## begin GIVEN RECORDS

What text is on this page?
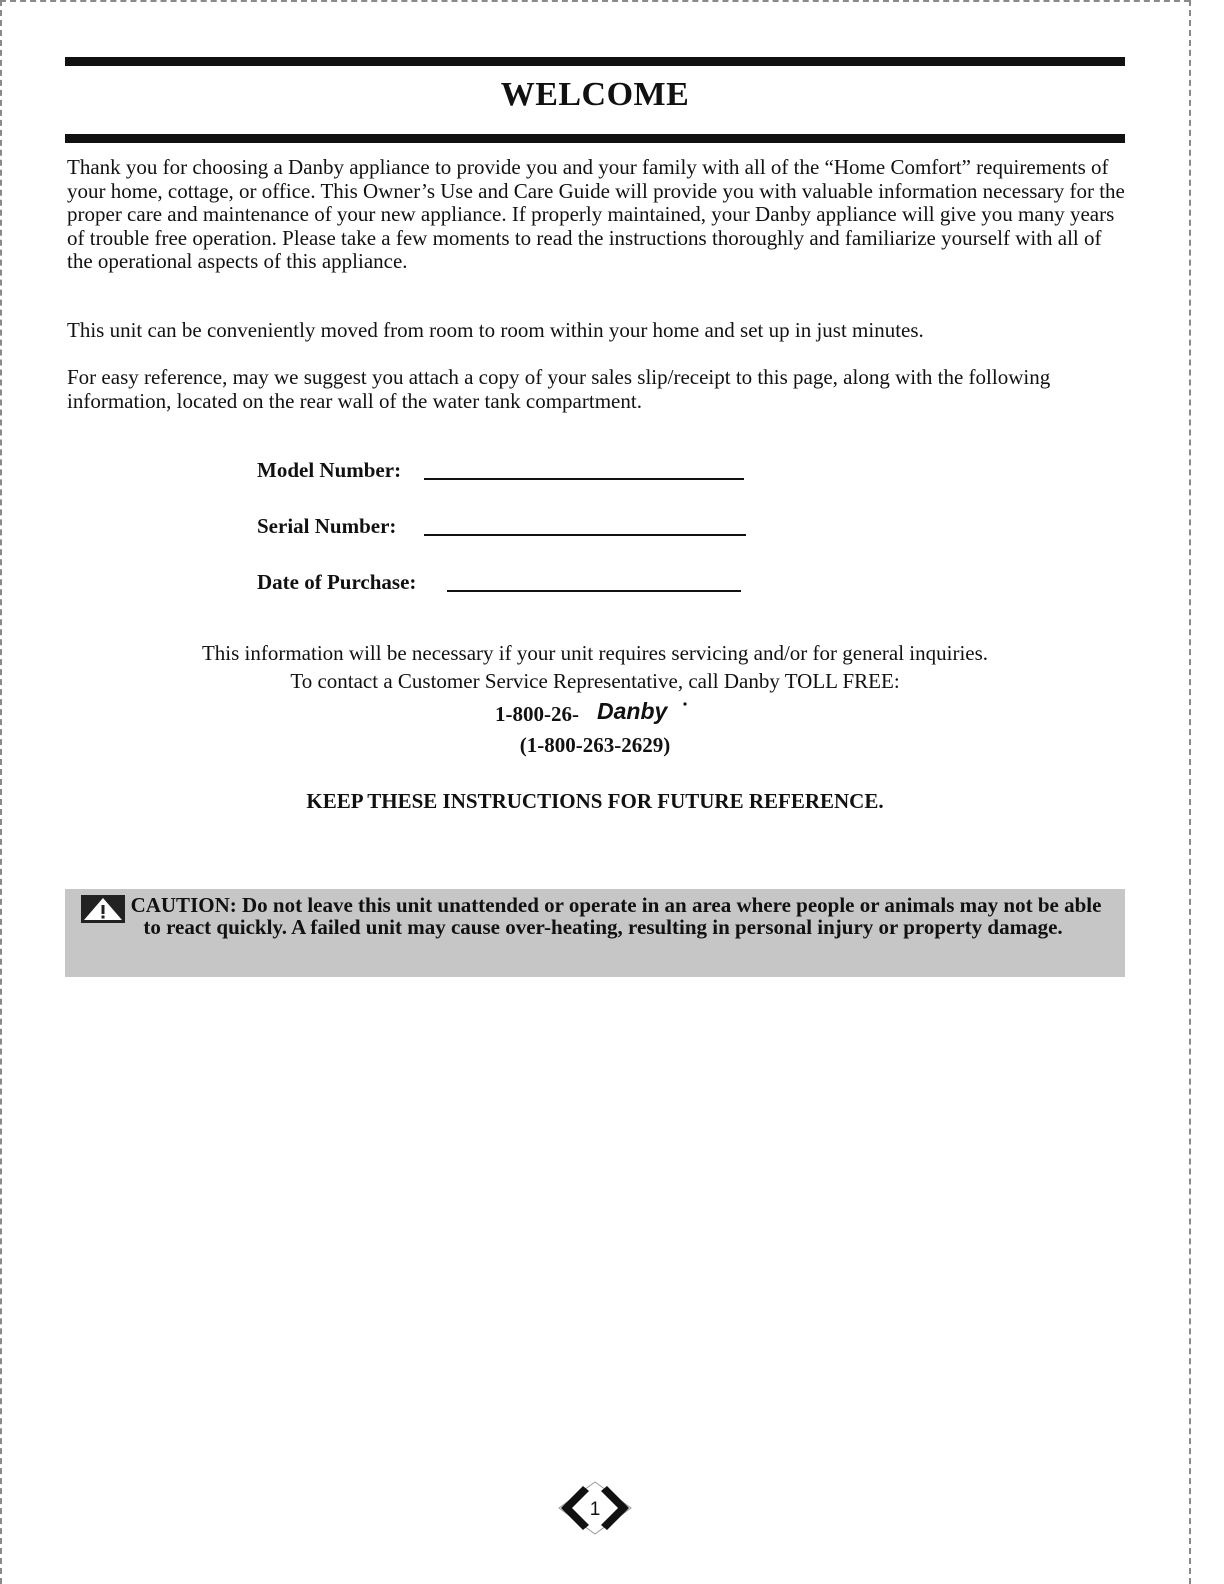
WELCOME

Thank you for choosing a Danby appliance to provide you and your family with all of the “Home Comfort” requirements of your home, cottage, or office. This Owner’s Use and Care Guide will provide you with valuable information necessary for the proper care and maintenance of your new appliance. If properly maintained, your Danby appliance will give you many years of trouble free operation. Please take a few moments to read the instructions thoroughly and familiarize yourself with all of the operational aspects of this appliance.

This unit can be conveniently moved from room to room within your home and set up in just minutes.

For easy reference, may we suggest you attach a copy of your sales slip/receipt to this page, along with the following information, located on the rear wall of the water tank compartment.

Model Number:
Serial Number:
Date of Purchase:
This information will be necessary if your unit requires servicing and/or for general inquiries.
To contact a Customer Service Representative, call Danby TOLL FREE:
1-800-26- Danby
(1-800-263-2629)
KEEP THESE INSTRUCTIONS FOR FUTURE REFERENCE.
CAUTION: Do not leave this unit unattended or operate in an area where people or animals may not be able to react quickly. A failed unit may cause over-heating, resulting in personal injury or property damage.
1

## end GIVEN RECORDS
## begin GIVEN RECORDS

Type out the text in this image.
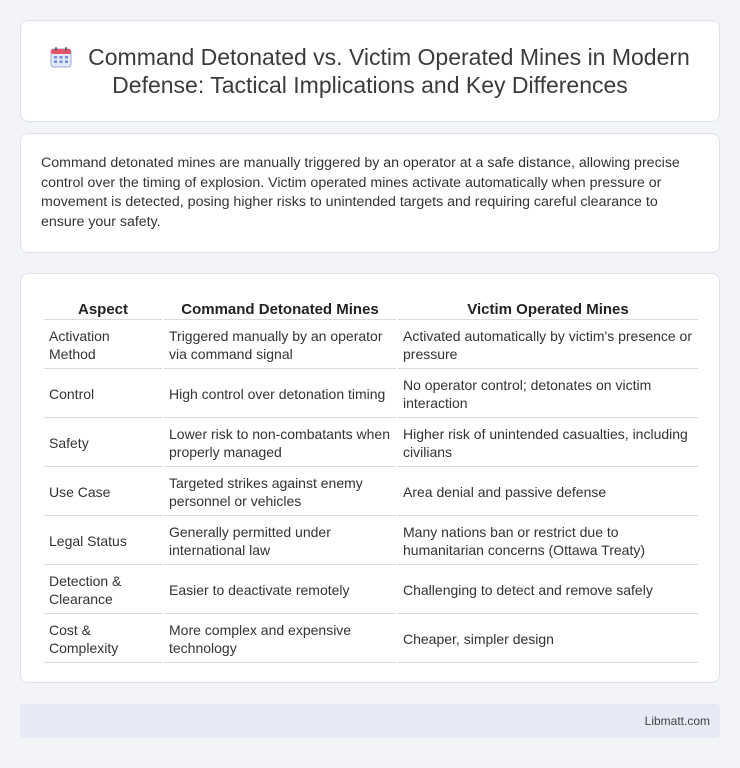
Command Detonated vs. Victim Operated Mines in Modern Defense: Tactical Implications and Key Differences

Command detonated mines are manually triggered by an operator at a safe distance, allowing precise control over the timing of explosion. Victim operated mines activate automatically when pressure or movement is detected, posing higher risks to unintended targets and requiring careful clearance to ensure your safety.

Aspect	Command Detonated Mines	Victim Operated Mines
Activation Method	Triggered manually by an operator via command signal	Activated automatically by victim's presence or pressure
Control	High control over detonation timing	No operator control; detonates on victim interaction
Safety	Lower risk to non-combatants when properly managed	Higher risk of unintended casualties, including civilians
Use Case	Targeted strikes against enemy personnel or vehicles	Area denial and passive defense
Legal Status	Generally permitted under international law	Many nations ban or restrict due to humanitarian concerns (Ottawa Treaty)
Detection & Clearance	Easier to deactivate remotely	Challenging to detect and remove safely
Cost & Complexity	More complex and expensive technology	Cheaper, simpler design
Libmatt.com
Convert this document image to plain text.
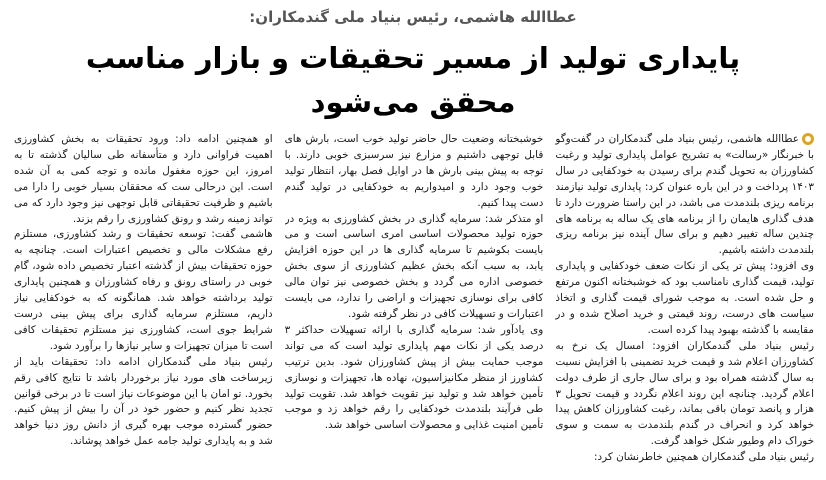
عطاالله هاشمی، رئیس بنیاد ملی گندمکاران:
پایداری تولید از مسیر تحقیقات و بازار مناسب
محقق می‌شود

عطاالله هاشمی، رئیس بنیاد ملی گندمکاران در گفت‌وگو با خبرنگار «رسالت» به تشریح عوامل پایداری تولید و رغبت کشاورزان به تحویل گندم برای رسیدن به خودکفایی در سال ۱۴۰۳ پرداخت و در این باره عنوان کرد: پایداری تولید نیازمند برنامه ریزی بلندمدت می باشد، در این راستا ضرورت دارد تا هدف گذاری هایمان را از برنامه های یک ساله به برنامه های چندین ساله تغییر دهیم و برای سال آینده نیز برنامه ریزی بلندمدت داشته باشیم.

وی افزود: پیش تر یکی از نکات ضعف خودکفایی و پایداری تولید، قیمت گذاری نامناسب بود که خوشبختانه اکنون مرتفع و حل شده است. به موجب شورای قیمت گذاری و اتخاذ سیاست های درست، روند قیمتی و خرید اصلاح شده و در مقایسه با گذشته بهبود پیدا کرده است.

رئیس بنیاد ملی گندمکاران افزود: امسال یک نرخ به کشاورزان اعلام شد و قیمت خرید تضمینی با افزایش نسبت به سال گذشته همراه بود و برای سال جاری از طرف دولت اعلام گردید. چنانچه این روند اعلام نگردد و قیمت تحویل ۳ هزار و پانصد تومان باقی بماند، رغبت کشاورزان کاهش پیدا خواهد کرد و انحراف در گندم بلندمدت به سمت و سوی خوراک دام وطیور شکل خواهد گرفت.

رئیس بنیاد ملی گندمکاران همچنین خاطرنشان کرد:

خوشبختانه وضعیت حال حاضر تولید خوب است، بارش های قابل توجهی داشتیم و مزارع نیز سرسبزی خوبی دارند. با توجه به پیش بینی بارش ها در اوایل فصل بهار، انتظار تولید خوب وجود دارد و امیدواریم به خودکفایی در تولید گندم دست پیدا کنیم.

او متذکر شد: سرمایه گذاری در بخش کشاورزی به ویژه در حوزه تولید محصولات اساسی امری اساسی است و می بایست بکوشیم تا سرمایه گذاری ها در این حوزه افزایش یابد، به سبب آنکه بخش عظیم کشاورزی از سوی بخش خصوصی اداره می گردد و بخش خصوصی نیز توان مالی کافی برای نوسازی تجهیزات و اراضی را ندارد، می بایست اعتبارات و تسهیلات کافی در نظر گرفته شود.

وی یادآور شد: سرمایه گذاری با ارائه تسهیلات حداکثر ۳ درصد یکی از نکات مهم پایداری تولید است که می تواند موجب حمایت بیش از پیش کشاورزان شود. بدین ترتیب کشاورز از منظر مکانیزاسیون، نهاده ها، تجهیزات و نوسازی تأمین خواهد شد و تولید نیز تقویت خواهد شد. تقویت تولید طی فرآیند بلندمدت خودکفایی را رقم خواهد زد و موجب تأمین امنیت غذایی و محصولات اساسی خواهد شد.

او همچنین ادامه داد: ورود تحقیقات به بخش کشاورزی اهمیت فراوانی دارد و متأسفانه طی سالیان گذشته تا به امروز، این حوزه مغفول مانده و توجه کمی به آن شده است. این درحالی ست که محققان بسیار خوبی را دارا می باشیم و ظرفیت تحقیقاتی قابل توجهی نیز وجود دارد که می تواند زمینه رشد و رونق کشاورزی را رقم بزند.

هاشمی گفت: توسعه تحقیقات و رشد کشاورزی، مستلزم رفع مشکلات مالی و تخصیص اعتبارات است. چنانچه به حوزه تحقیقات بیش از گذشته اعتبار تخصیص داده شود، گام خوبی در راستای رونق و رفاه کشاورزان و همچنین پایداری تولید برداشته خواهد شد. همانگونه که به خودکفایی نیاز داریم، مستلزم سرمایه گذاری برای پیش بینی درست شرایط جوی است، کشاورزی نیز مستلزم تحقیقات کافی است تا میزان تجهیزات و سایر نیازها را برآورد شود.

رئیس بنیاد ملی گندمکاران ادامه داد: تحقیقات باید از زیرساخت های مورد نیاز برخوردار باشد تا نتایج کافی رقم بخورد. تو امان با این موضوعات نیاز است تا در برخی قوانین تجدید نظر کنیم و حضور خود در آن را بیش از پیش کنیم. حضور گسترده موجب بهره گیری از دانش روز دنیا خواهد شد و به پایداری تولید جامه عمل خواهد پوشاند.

## end GIVEN RECORDS

■ JOB
Copy each line of the listing in which the word "unit" can be found.

■ SOLVED EXERCISE
This unit can be conveniently moved from room to room within your home and set up in just minutes.
This information will be necessary if your unit requires servicing and/or for general inquiries.
CAUTION: Do not leave this unit unattended or operate in an area where people or animals may not be able to react quickly. A failed unit may cause over-heating, resulting in personal injury or property damage.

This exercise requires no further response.